═══ DATASET ROWS ═══

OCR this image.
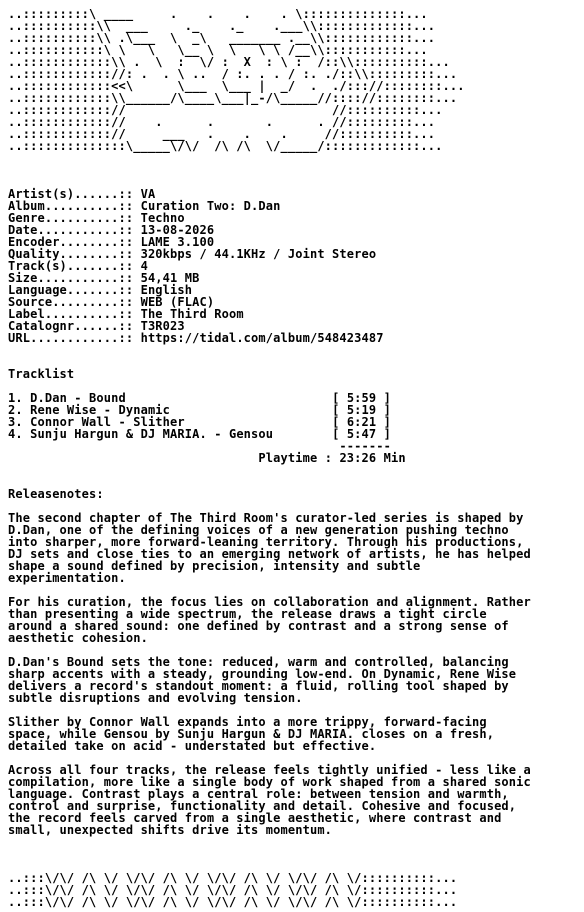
..:::::::::\ ____     .    .    .    . \::::::::::::::...
..::::::::::\\  ___     ._    ._    .___\\:::::::::::::...
..::::::::::\\ .\___  \  _\   _______ .__\\::::::::::::...
..:::::::::::\ \   \   \__ \  \   \ \ /__\\:::::::::::...
..::::::::::::\\ .  \  :  \/ :  X  : \ :  /::\\::::::::::...
..:::::::::::://: .  . \ ..  / :. . . / :. ./::\\:::::::::...
..::::::::::::<<\      \___  \___ |  _/  .  ./::://::::::::...
..::::::::::::\\______/\____\___|_-/\_____//:::://::::::::...
..:::::::::::://                            //::::::::::...
..:::::::::::://    .      .       .      . //:::::::::...
..:::::::::::://     ___   .    .    .     //::::::::::...
..::::::::::::::\_____\/\/  /\ /\  \/_____/:::::::::::::...
Artist(s)......:: VA
Album..........:: Curation Two: D.Dan
Genre..........:: Techno
Date...........:: 13-08-2026
Encoder........:: LAME 3.100
Quality........:: 320kbps / 44.1KHz / Joint Stereo
Track(s).......:: 4
Size...........:: 54,41 MB
Language.......:: English
Source.........:: WEB (FLAC)
Label..........:: The Third Room
Catalognr......:: T3R023
URL............:: https://tidal.com/album/548423487
Tracklist
1. D.Dan - Bound                            [ 5:59 ]
2. Rene Wise - Dynamic                      [ 5:19 ]
3. Connor Wall - Slither                    [ 6:21 ]
4. Sunju Hargun & DJ MARIA. - Gensou        [ 5:47 ]
-------
Playtime : 23:26 Min
Releasenotes:
The second chapter of The Third Room's curator-led series is shaped by
D.Dan, one of the defining voices of a new generation pushing techno
into sharper, more forward-leaning territory. Through his productions,
DJ sets and close ties to an emerging network of artists, he has helped
shape a sound defined by precision, intensity and subtle
experimentation.
For his curation, the focus lies on collaboration and alignment. Rather
than presenting a wide spectrum, the release draws a tight circle
around a shared sound: one defined by contrast and a strong sense of
aesthetic cohesion.
D.Dan's Bound sets the tone: reduced, warm and controlled, balancing
sharp accents with a steady, grounding low-end. On Dynamic, Rene Wise
delivers a record's standout moment: a fluid, rolling tool shaped by
subtle disruptions and evolving tension.
Slither by Connor Wall expands into a more trippy, forward-facing
space, while Gensou by Sunju Hargun & DJ MARIA. closes on a fresh,
detailed take on acid - understated but effective.
Across all four tracks, the release feels tightly unified - less like a
compilation, more like a single body of work shaped from a shared sonic
language. Contrast plays a central role: between tension and warmth,
control and surprise, functionality and detail. Cohesive and focused,
the record feels carved from a single aesthetic, where contrast and
small, unexpected shifts drive its momentum.
..:::\/\/ /\ \/ \/\/ /\ \/ \/\/ /\ \/ \/\/ /\ \/::::::::::...
..:::\/\/ /\ \/ \/\/ /\ \/ \/\/ /\ \/ \/\/ /\ \/::::::::::...
..:::\/\/ /\ \/ \/\/ /\ \/ \/\/ /\ \/ \/\/ /\ \/::::::::::...
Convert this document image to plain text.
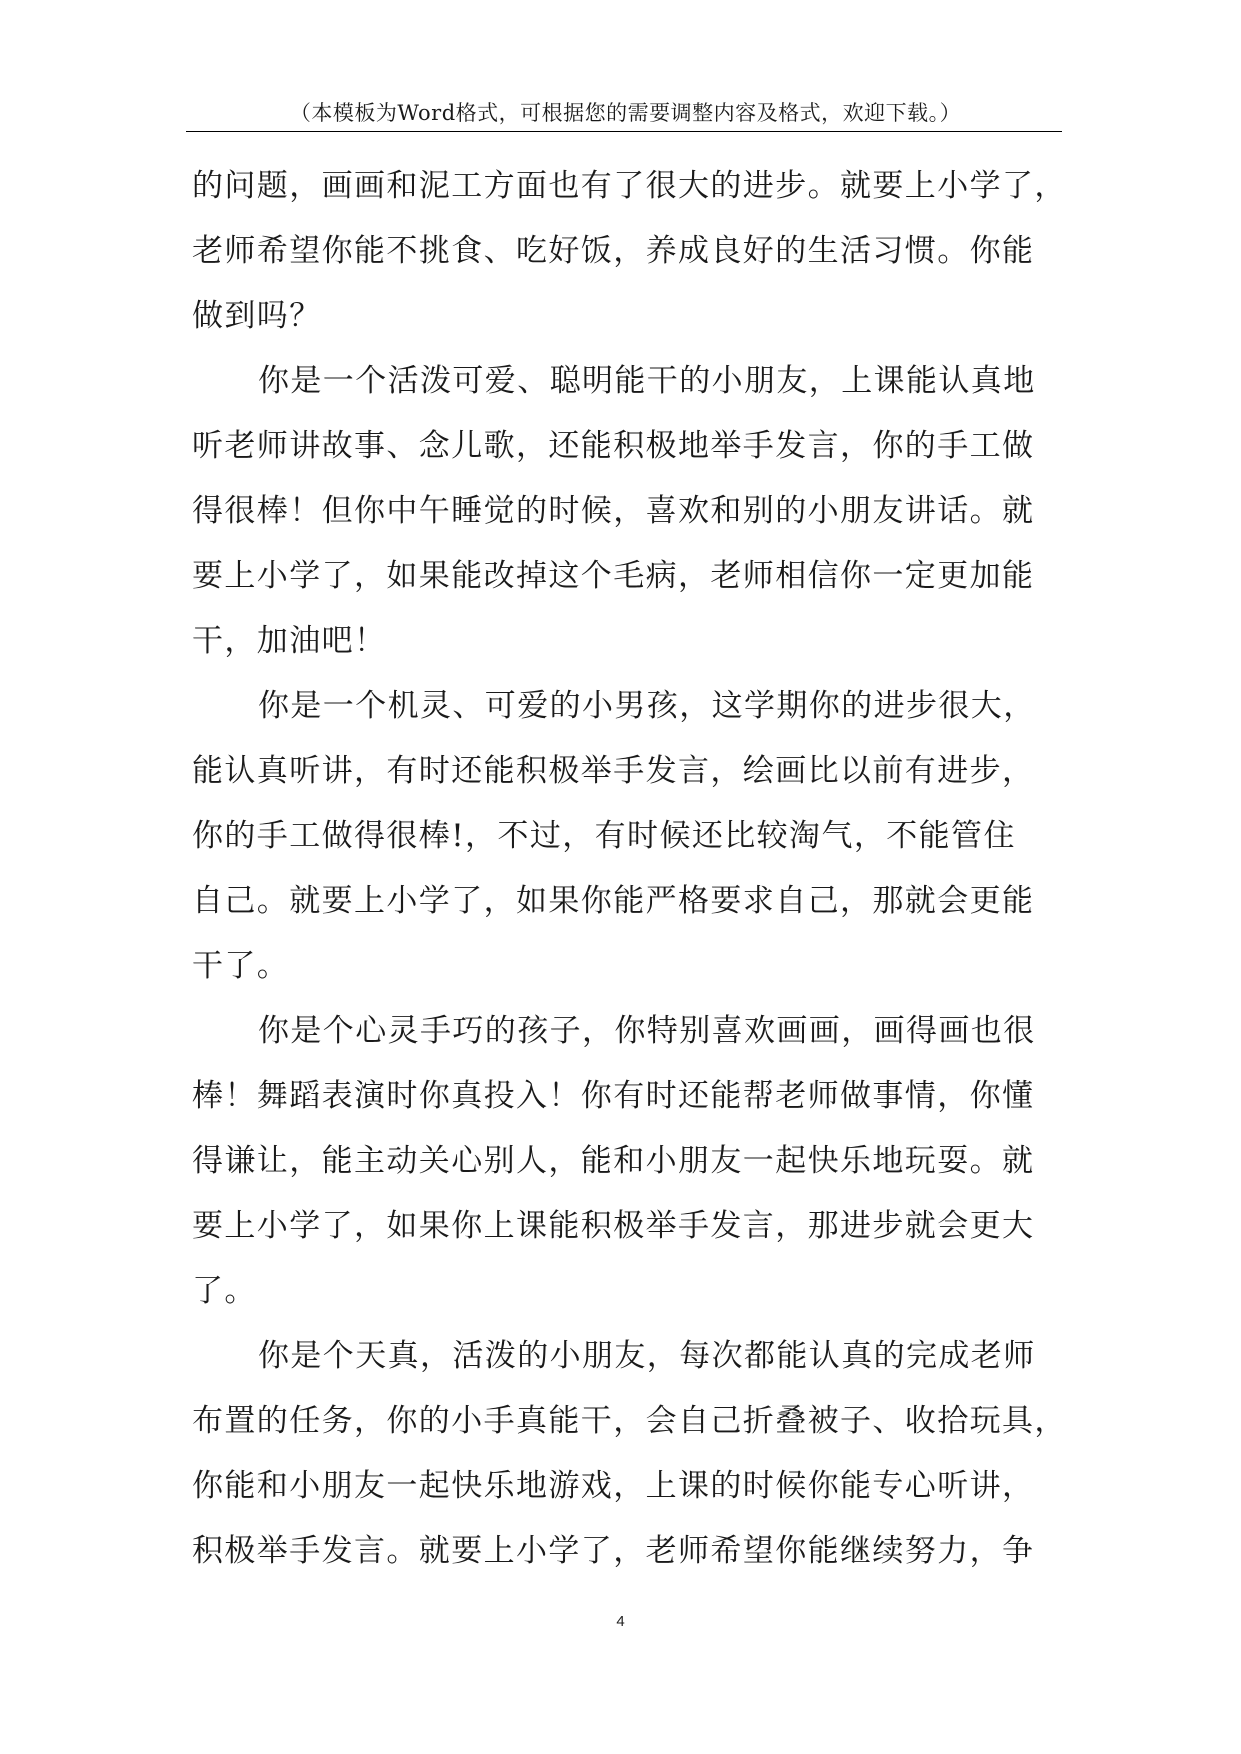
（本模板为Word格式，可根据您的需要调整内容及格式，欢迎下载。）
的问题，画画和泥工方面也有了很大的进步。就要上小学了，
老师希望你能不挑食、吃好饭，养成良好的生活习惯。你能
做到吗？
你是一个活泼可爱、聪明能干的小朋友，上课能认真地
听老师讲故事、念儿歌，还能积极地举手发言，你的手工做
得很棒！但你中午睡觉的时候，喜欢和别的小朋友讲话。就
要上小学了，如果能改掉这个毛病，老师相信你一定更加能
干，加油吧！
你是一个机灵、可爱的小男孩，这学期你的进步很大，
能认真听讲，有时还能积极举手发言，绘画比以前有进步，
你的手工做得很棒!，不过，有时候还比较淘气，不能管住
自己。就要上小学了，如果你能严格要求自己，那就会更能
干了。
你是个心灵手巧的孩子，你特别喜欢画画，画得画也很
棒！舞蹈表演时你真投入！你有时还能帮老师做事情，你懂
得谦让，能主动关心别人，能和小朋友一起快乐地玩耍。就
要上小学了，如果你上课能积极举手发言，那进步就会更大
了。
你是个天真，活泼的小朋友，每次都能认真的完成老师
布置的任务，你的小手真能干，会自己折叠被子、收拾玩具，
你能和小朋友一起快乐地游戏，上课的时候你能专心听讲，
积极举手发言。就要上小学了，老师希望你能继续努力，争
4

═══

In the records above, locate the line containing "Convert this document image to plain text.", then copy exactly that line and every line after it through the end, omitting pictures.

__SOLUTION FOR THIS PROBLEM__.
Convert this document image to plain text.
（本模板为Word格式，可根据您的需要调整内容及格式，欢迎下载。）
的问题，画画和泥工方面也有了很大的进步。就要上小学了，
老师希望你能不挑食、吃好饭，养成良好的生活习惯。你能
做到吗？
你是一个活泼可爱、聪明能干的小朋友，上课能认真地
听老师讲故事、念儿歌，还能积极地举手发言，你的手工做
得很棒！但你中午睡觉的时候，喜欢和别的小朋友讲话。就
要上小学了，如果能改掉这个毛病，老师相信你一定更加能
干，加油吧！
你是一个机灵、可爱的小男孩，这学期你的进步很大，
能认真听讲，有时还能积极举手发言，绘画比以前有进步，
你的手工做得很棒!，不过，有时候还比较淘气，不能管住
自己。就要上小学了，如果你能严格要求自己，那就会更能
干了。
你是个心灵手巧的孩子，你特别喜欢画画，画得画也很
棒！舞蹈表演时你真投入！你有时还能帮老师做事情，你懂
得谦让，能主动关心别人，能和小朋友一起快乐地玩耍。就
要上小学了，如果你上课能积极举手发言，那进步就会更大
了。
你是个天真，活泼的小朋友，每次都能认真的完成老师
布置的任务，你的小手真能干，会自己折叠被子、收拾玩具，
你能和小朋友一起快乐地游戏，上课的时候你能专心听讲，
积极举手发言。就要上小学了，老师希望你能继续努力，争
4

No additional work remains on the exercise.